EXERCISE OBJECTIVE>
Every record must be transcribed in its entirety, apart from the images, which are to be omitted.

#### GIVEN ENTRIES ####

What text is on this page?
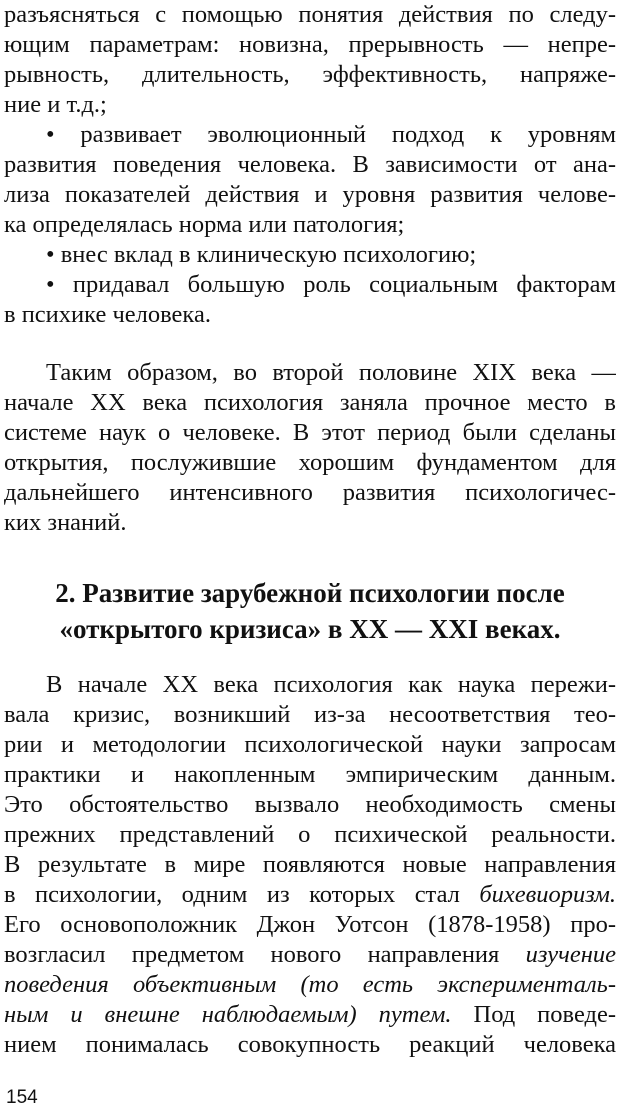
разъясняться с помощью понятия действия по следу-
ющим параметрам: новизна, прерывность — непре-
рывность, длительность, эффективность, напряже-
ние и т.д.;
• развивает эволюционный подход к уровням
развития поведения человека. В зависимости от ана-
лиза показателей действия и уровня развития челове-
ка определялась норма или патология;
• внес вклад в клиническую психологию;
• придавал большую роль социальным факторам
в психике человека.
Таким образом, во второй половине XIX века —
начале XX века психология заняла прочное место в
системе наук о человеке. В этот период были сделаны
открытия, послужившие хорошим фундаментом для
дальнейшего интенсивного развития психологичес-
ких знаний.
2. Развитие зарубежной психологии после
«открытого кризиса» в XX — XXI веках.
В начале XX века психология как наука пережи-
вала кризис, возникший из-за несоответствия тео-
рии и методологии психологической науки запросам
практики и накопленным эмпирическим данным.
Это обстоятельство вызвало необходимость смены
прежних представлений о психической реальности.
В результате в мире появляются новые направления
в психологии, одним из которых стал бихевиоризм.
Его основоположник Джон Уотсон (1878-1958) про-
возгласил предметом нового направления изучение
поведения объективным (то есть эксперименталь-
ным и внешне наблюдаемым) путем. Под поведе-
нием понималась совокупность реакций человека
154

####

SOLUTION FOR THIS EXERCISE>
What text is on this page?
разъясняться с помощью понятия действия по следу-
ющим параметрам: новизна, прерывность — непре-
рывность, длительность, эффективность, напряже-
ние и т.д.;
• развивает эволюционный подход к уровням
развития поведения человека. В зависимости от ана-
лиза показателей действия и уровня развития челове-
ка определялась норма или патология;
• внес вклад в клиническую психологию;
• придавал большую роль социальным факторам
в психике человека.
Таким образом, во второй половине XIX века —
начале XX века психология заняла прочное место в
системе наук о человеке. В этот период были сделаны
открытия, послужившие хорошим фундаментом для
дальнейшего интенсивного развития психологичес-
ких знаний.
2. Развитие зарубежной психологии после
«открытого кризиса» в XX — XXI веках.
В начале XX века психология как наука пережи-
вала кризис, возникший из-за несоответствия тео-
рии и методологии психологической науки запросам
практики и накопленным эмпирическим данным.
Это обстоятельство вызвало необходимость смены
прежних представлений о психической реальности.
В результате в мире появляются новые направления
в психологии, одним из которых стал бихевиоризм.
Его основоположник Джон Уотсон (1878-1958) про-
возгласил предметом нового направления изучение
поведения объективным (то есть эксперименталь-
ным и внешне наблюдаемым) путем. Под поведе-
нием понималась совокупность реакций человека
154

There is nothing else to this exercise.